**MATERIAL SUPPLIED**
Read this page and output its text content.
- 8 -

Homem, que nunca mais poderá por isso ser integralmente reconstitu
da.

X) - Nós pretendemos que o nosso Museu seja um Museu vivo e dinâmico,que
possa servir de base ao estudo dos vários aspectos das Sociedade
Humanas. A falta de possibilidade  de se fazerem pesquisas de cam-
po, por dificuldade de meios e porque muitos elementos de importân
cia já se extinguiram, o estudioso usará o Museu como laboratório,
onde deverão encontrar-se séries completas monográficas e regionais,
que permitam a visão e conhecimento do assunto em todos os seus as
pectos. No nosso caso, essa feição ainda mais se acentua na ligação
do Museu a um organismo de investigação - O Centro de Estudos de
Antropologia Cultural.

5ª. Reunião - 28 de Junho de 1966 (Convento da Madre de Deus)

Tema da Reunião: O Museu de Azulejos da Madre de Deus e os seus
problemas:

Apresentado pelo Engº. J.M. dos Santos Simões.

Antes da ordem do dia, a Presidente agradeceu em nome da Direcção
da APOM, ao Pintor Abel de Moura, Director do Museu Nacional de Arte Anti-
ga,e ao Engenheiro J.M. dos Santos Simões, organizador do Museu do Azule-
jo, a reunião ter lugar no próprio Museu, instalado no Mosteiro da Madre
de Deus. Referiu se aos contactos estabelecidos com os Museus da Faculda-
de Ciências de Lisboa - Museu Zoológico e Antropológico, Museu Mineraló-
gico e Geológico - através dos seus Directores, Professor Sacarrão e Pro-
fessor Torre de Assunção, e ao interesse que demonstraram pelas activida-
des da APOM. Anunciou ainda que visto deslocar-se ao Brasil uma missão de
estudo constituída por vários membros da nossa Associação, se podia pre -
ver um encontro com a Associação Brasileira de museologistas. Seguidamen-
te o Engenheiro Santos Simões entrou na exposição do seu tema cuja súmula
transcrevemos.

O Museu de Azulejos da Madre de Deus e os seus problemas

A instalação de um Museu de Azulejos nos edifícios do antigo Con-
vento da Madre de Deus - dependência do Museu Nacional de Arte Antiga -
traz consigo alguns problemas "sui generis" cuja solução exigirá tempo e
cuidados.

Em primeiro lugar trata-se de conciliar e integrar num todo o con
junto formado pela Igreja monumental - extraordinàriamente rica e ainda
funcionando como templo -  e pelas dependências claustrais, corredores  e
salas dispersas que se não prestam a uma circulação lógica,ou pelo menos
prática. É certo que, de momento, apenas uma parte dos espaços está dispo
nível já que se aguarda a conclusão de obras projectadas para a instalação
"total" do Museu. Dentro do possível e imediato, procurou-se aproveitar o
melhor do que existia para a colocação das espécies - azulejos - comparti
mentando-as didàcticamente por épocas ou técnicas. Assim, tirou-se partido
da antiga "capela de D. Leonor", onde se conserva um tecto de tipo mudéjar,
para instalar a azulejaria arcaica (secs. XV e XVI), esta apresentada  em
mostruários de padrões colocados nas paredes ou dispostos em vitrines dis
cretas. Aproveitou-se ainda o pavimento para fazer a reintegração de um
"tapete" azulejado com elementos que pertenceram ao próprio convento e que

**SHORT PROBLEM**
Check each line of the records for the word "como" and extract those that contain it.

**WORKED ANSWER**
cia já se extinguiram, o estudioso usará o Museu como laboratório,
funcionando como templo -  e pelas dependências claustrais, corredores  e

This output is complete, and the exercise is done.